▸ **PROBLEM TO WORK ON**:
Read the material below. Count the lines containing "Participants" and give that count alone.

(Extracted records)
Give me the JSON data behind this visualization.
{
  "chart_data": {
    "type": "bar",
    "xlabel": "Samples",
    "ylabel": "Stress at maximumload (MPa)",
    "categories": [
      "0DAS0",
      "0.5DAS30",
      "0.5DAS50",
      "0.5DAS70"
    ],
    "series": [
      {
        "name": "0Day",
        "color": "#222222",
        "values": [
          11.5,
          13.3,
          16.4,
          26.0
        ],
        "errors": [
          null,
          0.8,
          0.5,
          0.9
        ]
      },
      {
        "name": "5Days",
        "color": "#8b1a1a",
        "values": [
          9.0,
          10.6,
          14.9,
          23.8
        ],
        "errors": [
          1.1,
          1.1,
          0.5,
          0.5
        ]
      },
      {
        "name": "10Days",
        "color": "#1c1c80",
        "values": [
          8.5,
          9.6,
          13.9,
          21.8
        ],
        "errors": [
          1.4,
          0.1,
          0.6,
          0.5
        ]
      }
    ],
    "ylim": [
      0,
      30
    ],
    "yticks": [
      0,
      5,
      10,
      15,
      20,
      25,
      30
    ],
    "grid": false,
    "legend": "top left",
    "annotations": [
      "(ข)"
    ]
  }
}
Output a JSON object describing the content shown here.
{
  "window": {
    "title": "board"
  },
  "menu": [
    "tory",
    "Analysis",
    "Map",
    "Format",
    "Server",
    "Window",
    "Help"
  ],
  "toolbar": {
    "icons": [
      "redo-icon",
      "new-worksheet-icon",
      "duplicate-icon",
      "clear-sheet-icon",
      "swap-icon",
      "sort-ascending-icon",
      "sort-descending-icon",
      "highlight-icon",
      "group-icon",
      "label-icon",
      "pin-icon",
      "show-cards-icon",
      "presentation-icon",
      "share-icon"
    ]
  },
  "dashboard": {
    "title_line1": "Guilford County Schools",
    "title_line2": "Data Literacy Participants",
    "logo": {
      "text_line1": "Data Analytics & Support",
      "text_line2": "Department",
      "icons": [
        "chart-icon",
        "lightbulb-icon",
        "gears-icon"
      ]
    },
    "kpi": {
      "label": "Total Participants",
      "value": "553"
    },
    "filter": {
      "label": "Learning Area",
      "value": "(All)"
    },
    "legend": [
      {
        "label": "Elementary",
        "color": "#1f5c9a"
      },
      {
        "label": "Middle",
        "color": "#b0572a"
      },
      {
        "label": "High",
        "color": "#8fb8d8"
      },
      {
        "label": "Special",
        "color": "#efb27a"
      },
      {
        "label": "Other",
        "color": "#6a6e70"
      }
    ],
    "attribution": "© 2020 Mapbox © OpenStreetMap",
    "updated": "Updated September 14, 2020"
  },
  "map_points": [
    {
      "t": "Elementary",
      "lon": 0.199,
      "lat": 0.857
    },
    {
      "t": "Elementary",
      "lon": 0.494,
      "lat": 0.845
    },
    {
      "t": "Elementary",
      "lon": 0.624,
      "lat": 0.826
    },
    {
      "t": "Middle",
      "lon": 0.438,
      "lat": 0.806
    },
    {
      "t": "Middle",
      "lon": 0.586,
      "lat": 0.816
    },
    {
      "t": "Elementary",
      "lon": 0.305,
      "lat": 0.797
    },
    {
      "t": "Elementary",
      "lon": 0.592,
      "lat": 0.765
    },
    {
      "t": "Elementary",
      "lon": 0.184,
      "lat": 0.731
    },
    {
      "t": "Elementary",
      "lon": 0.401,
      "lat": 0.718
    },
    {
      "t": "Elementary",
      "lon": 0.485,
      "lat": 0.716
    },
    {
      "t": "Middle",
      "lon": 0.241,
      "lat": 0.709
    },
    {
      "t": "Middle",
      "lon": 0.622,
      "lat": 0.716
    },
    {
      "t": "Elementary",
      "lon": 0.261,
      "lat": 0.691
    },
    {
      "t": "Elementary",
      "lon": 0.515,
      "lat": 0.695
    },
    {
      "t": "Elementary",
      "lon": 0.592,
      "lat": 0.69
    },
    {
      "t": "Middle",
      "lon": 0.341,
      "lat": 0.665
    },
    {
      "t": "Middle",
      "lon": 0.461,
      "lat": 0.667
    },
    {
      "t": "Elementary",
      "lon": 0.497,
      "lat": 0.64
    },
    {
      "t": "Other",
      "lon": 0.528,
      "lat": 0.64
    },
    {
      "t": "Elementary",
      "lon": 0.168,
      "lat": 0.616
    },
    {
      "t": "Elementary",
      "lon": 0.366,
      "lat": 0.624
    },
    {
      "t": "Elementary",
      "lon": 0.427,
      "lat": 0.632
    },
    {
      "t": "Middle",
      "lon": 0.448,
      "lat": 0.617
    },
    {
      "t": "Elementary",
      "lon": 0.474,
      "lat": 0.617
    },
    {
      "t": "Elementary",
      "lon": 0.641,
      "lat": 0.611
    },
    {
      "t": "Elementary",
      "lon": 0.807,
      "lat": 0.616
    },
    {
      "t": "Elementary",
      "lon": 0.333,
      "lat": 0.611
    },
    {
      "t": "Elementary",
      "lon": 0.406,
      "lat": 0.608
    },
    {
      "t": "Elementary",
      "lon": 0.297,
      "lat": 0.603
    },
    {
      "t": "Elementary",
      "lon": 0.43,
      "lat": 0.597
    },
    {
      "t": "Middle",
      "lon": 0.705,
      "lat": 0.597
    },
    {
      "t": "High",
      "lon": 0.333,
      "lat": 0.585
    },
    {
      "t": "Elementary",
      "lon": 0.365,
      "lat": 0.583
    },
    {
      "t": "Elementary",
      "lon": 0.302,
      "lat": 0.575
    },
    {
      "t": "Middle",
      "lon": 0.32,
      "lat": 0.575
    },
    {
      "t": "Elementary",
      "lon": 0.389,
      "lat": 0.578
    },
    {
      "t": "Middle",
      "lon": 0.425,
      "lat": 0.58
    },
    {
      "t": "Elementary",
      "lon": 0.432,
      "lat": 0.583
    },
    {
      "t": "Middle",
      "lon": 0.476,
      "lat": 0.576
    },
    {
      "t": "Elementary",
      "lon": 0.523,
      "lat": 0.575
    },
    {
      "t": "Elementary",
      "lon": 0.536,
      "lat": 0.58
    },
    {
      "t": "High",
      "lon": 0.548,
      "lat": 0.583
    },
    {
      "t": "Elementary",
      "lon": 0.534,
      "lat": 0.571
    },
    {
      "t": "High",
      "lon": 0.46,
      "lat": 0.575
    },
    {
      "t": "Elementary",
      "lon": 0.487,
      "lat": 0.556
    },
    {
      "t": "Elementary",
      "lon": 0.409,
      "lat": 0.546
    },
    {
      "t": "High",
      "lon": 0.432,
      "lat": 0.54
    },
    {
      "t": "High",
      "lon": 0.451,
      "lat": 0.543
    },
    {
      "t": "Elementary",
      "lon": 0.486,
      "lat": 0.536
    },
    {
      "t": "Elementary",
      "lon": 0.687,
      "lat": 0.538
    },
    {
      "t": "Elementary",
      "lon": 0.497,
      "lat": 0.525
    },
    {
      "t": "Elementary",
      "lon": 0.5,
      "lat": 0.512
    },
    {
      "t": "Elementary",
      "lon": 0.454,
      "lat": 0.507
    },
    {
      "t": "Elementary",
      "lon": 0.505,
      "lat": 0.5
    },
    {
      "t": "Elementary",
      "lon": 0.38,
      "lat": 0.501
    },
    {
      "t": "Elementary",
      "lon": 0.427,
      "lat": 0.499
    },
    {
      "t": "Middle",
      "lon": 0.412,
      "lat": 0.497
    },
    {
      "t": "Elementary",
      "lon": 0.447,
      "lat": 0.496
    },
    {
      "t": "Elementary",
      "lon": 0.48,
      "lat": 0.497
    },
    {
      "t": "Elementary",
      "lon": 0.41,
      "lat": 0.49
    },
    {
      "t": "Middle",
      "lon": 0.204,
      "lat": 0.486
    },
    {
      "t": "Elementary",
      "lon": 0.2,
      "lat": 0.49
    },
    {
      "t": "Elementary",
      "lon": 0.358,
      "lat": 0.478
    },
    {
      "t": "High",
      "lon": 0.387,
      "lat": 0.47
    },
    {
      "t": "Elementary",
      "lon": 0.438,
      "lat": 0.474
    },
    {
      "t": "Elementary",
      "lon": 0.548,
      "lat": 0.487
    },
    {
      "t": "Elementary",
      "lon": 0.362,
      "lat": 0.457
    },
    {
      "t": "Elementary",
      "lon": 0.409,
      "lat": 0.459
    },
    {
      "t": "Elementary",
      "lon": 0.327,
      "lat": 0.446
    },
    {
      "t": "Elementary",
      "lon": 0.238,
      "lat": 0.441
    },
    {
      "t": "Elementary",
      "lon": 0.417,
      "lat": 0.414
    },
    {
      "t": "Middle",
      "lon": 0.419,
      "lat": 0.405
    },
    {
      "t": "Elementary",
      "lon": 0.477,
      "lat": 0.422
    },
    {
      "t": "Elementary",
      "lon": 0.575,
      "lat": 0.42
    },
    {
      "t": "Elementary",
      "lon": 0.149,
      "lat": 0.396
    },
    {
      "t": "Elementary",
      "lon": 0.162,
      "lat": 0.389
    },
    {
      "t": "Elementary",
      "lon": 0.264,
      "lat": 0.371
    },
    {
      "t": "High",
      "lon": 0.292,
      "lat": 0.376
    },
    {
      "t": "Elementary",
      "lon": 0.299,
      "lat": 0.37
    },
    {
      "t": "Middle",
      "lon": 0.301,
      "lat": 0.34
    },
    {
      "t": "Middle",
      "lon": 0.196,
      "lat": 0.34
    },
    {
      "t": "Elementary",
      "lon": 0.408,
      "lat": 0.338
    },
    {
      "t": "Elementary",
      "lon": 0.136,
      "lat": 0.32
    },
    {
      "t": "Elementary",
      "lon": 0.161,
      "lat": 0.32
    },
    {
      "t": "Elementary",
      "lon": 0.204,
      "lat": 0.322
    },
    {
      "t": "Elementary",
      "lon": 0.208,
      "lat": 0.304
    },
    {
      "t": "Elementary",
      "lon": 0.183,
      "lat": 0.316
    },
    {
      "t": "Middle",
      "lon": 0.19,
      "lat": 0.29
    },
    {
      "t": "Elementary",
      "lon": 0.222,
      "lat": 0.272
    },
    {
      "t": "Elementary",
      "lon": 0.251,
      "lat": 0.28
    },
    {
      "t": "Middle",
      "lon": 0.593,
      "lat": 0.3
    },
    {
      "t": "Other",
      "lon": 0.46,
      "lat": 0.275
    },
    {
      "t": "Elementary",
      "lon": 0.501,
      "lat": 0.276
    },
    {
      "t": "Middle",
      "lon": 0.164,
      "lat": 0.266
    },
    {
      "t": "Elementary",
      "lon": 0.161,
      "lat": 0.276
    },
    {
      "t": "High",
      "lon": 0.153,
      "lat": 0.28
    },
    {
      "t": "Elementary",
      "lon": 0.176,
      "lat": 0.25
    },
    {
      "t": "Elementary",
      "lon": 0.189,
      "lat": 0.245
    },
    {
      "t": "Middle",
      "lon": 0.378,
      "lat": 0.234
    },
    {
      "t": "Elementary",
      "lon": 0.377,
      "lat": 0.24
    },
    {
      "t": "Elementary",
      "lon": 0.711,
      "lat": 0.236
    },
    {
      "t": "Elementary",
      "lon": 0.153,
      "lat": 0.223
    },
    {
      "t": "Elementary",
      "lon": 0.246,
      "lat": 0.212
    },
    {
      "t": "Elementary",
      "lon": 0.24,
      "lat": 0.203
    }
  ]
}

▸ **EXERCISE SOLUTION**:
2